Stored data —
★ ★ ★ ★ ★ ★ ★

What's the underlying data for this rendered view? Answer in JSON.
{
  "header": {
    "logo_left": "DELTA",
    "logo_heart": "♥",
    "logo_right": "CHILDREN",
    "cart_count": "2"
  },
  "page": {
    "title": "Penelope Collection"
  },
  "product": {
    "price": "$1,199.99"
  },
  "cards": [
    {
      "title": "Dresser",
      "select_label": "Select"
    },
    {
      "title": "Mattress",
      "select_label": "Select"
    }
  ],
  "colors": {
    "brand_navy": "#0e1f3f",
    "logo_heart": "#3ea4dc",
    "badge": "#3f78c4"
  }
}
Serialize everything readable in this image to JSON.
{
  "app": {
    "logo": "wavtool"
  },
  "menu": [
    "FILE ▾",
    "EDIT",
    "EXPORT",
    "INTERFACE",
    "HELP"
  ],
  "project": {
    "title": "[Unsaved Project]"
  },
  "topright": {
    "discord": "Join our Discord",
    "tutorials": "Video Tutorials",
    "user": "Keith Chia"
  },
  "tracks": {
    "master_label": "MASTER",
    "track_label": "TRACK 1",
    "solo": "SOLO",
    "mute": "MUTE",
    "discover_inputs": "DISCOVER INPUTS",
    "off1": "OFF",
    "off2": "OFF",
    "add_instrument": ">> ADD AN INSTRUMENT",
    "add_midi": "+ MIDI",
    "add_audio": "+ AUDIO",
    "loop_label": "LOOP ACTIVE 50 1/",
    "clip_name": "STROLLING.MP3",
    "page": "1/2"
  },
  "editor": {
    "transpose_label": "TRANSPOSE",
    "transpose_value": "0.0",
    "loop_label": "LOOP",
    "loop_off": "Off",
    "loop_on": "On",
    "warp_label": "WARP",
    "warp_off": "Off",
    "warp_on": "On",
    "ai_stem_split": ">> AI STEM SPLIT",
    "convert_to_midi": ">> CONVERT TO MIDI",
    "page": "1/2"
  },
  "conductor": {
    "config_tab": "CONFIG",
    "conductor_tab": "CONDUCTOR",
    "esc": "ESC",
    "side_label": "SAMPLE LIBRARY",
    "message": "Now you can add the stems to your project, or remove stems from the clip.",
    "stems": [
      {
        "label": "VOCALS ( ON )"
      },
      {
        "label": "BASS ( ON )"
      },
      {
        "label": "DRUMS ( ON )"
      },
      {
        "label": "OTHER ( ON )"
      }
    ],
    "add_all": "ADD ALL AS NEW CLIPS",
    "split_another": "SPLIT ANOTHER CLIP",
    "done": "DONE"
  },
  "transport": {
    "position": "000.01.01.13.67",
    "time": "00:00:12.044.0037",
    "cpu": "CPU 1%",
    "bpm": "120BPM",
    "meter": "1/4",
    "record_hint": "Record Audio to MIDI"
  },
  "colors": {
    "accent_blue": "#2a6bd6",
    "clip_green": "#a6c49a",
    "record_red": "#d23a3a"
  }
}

★ ★ ★ ★ ★ ★ ★

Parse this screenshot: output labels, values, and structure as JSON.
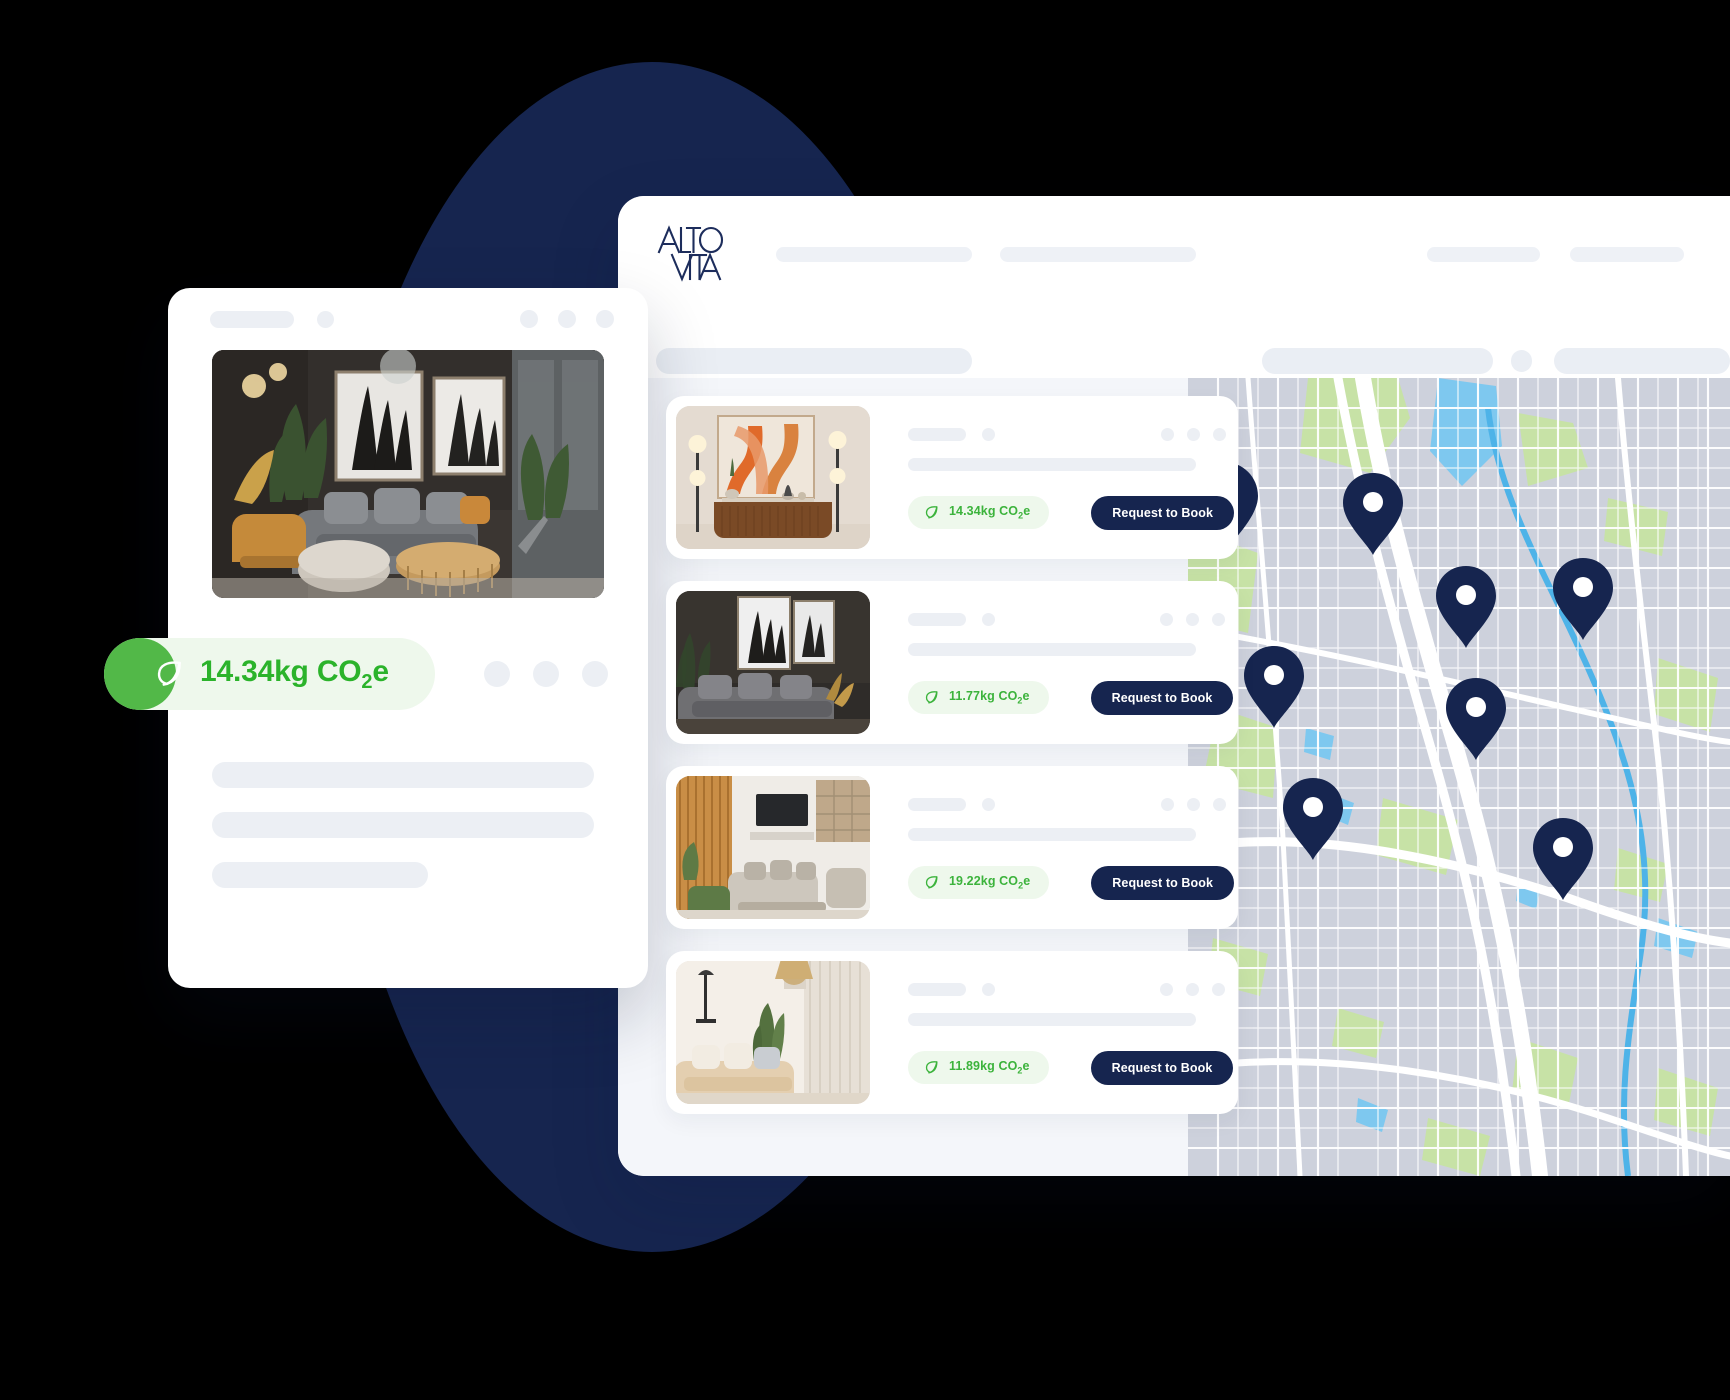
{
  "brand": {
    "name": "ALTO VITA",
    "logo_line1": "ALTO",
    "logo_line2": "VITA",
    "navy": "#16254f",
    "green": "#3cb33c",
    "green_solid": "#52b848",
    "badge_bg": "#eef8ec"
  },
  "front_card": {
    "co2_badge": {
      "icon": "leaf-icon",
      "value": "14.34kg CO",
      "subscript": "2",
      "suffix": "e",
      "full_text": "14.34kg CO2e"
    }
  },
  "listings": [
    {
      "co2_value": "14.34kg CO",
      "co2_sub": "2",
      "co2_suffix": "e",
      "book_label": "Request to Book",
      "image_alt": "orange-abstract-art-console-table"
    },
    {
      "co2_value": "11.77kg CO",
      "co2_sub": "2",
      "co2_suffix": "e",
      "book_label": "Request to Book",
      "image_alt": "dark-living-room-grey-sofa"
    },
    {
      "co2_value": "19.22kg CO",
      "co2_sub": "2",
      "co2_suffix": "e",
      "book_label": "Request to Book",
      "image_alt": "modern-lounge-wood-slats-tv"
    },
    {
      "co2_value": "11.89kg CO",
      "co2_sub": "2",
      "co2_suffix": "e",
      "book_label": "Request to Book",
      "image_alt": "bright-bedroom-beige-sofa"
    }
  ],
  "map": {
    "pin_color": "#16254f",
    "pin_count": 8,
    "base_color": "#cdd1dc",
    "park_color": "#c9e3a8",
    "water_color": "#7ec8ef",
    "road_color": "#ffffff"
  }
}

★ ★ ★ ★ ★ ★ ★

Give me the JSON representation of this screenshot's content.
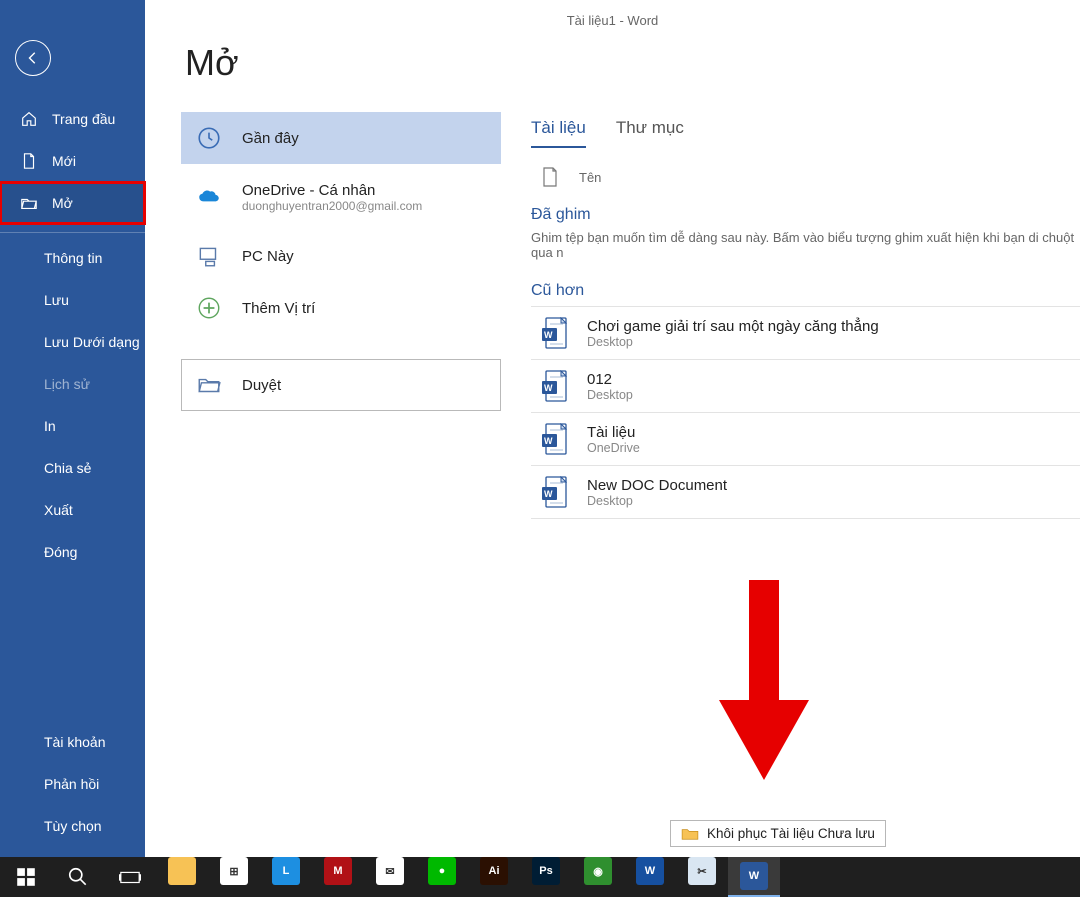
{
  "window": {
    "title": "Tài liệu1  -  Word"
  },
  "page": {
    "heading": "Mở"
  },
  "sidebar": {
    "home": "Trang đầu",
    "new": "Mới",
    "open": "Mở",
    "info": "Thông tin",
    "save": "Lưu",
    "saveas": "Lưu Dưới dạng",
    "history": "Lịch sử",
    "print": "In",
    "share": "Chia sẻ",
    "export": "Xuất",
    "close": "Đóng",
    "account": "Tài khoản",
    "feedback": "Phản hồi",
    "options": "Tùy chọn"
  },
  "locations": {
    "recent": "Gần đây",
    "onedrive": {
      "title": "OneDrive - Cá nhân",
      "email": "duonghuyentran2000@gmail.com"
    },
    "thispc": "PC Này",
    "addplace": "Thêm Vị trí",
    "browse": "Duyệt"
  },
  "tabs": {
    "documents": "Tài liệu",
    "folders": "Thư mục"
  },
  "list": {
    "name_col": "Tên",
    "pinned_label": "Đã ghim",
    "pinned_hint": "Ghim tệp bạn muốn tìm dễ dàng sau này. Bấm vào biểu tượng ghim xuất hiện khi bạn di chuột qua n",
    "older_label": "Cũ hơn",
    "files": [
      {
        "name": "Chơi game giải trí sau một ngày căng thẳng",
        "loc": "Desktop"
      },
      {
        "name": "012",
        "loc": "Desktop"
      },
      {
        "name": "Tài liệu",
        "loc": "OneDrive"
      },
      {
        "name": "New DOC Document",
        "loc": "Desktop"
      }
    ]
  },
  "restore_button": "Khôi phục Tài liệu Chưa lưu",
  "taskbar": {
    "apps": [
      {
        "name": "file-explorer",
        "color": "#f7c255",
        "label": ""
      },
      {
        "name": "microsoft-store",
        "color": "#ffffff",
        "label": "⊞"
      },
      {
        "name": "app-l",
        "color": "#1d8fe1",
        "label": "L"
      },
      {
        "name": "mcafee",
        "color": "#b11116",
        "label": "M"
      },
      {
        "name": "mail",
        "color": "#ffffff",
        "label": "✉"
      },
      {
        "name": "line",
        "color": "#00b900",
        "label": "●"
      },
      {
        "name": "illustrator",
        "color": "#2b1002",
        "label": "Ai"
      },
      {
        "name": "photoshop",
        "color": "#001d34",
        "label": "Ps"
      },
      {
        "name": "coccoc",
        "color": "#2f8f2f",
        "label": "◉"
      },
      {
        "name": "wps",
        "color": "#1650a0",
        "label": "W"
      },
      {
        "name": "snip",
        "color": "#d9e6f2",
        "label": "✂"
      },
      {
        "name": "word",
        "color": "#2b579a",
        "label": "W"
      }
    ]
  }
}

★ ★ ★ ★ ★ ★ ★

TASK —
Within the entries above, how many lines contain "MIDI"? Respond with the number only.

TASK ANSWER —
3